### CHALLENGE
Spot each line in the records below where the word "JSON" occurs, then copy it.

### RECORDED INFORMATION

------------------------------------

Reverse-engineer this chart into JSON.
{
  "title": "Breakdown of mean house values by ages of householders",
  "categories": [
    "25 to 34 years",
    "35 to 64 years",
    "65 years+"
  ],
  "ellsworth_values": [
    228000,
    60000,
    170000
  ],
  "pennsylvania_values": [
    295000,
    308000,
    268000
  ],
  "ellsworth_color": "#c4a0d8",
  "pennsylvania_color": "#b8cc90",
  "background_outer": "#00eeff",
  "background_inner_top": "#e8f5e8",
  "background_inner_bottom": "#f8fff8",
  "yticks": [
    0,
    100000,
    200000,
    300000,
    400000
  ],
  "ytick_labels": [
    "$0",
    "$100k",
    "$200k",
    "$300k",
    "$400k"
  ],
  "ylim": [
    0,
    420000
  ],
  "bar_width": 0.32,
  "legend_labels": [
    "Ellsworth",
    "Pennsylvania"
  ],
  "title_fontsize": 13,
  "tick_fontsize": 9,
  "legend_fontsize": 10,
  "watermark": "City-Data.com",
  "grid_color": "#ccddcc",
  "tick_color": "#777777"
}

------------------------------------

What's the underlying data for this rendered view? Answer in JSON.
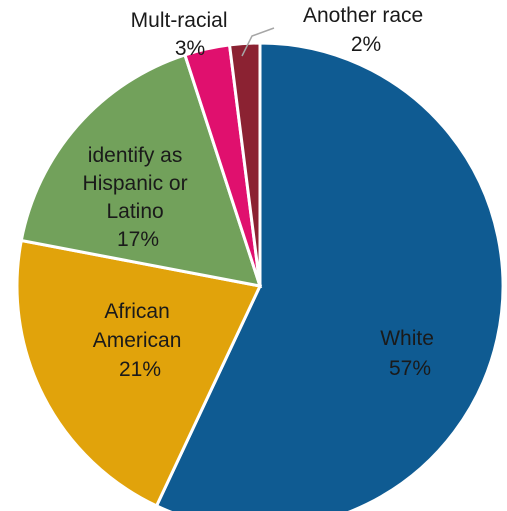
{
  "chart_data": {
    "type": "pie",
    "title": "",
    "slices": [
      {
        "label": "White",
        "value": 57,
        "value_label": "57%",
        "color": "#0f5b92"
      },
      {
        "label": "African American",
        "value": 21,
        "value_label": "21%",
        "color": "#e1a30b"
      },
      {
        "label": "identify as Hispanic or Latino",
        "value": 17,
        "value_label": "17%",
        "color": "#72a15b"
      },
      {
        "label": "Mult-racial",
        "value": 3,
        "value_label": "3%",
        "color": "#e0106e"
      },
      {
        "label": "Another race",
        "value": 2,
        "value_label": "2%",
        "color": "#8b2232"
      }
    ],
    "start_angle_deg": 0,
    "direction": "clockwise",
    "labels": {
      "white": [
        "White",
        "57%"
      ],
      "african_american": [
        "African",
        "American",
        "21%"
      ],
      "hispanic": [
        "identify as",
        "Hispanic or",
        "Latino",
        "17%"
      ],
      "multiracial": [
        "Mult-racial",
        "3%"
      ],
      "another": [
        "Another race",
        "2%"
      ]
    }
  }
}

------------------------------------

### RESULT OF THIS TASK
Reverse-engineer this chart into JSON.
What's the underlying data for this rendered view? Answer in JSON.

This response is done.